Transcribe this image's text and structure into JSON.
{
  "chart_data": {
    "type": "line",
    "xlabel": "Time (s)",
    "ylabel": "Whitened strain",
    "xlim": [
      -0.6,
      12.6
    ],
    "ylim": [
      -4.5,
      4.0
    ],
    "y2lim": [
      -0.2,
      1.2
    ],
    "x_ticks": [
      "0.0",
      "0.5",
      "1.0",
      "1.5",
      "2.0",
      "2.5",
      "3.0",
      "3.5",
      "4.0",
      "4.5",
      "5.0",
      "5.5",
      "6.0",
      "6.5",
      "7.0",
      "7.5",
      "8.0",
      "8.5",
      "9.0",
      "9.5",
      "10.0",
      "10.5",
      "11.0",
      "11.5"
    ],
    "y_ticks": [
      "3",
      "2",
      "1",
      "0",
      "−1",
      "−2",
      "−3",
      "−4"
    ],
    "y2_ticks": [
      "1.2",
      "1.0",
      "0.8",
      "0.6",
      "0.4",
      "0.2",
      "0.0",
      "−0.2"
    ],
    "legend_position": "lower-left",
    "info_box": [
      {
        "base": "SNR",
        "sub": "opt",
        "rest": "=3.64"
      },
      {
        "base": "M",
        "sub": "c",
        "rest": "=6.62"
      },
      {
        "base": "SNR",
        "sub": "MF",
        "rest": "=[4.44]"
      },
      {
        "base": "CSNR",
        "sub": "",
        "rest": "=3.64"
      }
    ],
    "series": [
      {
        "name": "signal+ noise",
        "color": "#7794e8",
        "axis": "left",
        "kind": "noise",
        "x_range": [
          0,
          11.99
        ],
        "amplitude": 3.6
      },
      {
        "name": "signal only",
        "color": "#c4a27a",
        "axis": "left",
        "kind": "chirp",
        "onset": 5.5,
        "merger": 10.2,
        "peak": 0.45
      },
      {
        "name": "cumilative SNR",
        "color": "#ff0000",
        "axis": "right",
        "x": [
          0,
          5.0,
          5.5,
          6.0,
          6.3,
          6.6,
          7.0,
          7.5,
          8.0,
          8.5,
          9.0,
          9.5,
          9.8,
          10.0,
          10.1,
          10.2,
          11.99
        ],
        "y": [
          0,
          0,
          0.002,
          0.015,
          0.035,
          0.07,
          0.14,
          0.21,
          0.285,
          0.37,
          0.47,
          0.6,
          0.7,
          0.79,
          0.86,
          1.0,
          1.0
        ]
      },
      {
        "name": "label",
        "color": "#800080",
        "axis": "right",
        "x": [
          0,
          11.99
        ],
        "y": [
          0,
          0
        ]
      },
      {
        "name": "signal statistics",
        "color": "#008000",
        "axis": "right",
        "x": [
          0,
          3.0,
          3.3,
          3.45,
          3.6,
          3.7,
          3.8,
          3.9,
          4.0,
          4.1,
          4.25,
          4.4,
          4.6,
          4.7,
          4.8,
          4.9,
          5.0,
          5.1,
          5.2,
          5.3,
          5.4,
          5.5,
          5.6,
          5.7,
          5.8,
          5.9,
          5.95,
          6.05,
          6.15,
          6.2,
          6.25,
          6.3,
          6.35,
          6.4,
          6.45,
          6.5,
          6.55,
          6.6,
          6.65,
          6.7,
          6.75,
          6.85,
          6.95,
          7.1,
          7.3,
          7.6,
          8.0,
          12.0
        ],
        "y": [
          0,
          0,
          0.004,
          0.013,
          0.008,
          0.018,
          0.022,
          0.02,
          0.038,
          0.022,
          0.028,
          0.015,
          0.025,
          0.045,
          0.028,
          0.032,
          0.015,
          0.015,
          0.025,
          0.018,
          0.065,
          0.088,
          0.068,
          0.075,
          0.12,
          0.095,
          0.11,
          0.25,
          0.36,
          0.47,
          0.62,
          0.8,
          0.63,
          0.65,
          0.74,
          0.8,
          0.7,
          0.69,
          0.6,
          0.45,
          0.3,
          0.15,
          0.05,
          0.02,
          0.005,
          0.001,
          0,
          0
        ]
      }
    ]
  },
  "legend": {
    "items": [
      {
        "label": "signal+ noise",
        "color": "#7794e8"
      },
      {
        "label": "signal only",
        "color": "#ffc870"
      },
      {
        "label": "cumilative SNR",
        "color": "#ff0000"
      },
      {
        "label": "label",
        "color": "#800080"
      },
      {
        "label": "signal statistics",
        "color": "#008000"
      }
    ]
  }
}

================

* [Work to do]: Print the entries exactly. Include every one.

* [Exercise answer]:
Transcribe this image's text and structure into JSON.
{
  "chart_data": {
    "type": "line",
    "xlabel": "Time (s)",
    "ylabel": "Whitened strain",
    "xlim": [
      -0.6,
      12.6
    ],
    "ylim": [
      -4.5,
      4.0
    ],
    "y2lim": [
      -0.2,
      1.2
    ],
    "x_ticks": [
      "0.0",
      "0.5",
      "1.0",
      "1.5",
      "2.0",
      "2.5",
      "3.0",
      "3.5",
      "4.0",
      "4.5",
      "5.0",
      "5.5",
      "6.0",
      "6.5",
      "7.0",
      "7.5",
      "8.0",
      "8.5",
      "9.0",
      "9.5",
      "10.0",
      "10.5",
      "11.0",
      "11.5"
    ],
    "y_ticks": [
      "3",
      "2",
      "1",
      "0",
      "−1",
      "−2",
      "−3",
      "−4"
    ],
    "y2_ticks": [
      "1.2",
      "1.0",
      "0.8",
      "0.6",
      "0.4",
      "0.2",
      "0.0",
      "−0.2"
    ],
    "legend_position": "lower-left",
    "info_box": [
      {
        "base": "SNR",
        "sub": "opt",
        "rest": "=3.64"
      },
      {
        "base": "M",
        "sub": "c",
        "rest": "=6.62"
      },
      {
        "base": "SNR",
        "sub": "MF",
        "rest": "=[4.44]"
      },
      {
        "base": "CSNR",
        "sub": "",
        "rest": "=3.64"
      }
    ],
    "series": [
      {
        "name": "signal+ noise",
        "color": "#7794e8",
        "axis": "left",
        "kind": "noise",
        "x_range": [
          0,
          11.99
        ],
        "amplitude": 3.6
      },
      {
        "name": "signal only",
        "color": "#c4a27a",
        "axis": "left",
        "kind": "chirp",
        "onset": 5.5,
        "merger": 10.2,
        "peak": 0.45
      },
      {
        "name": "cumilative SNR",
        "color": "#ff0000",
        "axis": "right",
        "x": [
          0,
          5.0,
          5.5,
          6.0,
          6.3,
          6.6,
          7.0,
          7.5,
          8.0,
          8.5,
          9.0,
          9.5,
          9.8,
          10.0,
          10.1,
          10.2,
          11.99
        ],
        "y": [
          0,
          0,
          0.002,
          0.015,
          0.035,
          0.07,
          0.14,
          0.21,
          0.285,
          0.37,
          0.47,
          0.6,
          0.7,
          0.79,
          0.86,
          1.0,
          1.0
        ]
      },
      {
        "name": "label",
        "color": "#800080",
        "axis": "right",
        "x": [
          0,
          11.99
        ],
        "y": [
          0,
          0
        ]
      },
      {
        "name": "signal statistics",
        "color": "#008000",
        "axis": "right",
        "x": [
          0,
          3.0,
          3.3,
          3.45,
          3.6,
          3.7,
          3.8,
          3.9,
          4.0,
          4.1,
          4.25,
          4.4,
          4.6,
          4.7,
          4.8,
          4.9,
          5.0,
          5.1,
          5.2,
          5.3,
          5.4,
          5.5,
          5.6,
          5.7,
          5.8,
          5.9,
          5.95,
          6.05,
          6.15,
          6.2,
          6.25,
          6.3,
          6.35,
          6.4,
          6.45,
          6.5,
          6.55,
          6.6,
          6.65,
          6.7,
          6.75,
          6.85,
          6.95,
          7.1,
          7.3,
          7.6,
          8.0,
          12.0
        ],
        "y": [
          0,
          0,
          0.004,
          0.013,
          0.008,
          0.018,
          0.022,
          0.02,
          0.038,
          0.022,
          0.028,
          0.015,
          0.025,
          0.045,
          0.028,
          0.032,
          0.015,
          0.015,
          0.025,
          0.018,
          0.065,
          0.088,
          0.068,
          0.075,
          0.12,
          0.095,
          0.11,
          0.25,
          0.36,
          0.47,
          0.62,
          0.8,
          0.63,
          0.65,
          0.74,
          0.8,
          0.7,
          0.69,
          0.6,
          0.45,
          0.3,
          0.15,
          0.05,
          0.02,
          0.005,
          0.001,
          0,
          0
        ]
      }
    ]
  },
  "legend": {
    "items": [
      {
        "label": "signal+ noise",
        "color": "#7794e8"
      },
      {
        "label": "signal only",
        "color": "#ffc870"
      },
      {
        "label": "cumilative SNR",
        "color": "#ff0000"
      },
      {
        "label": "label",
        "color": "#800080"
      },
      {
        "label": "signal statistics",
        "color": "#008000"
      }
    ]
  }
}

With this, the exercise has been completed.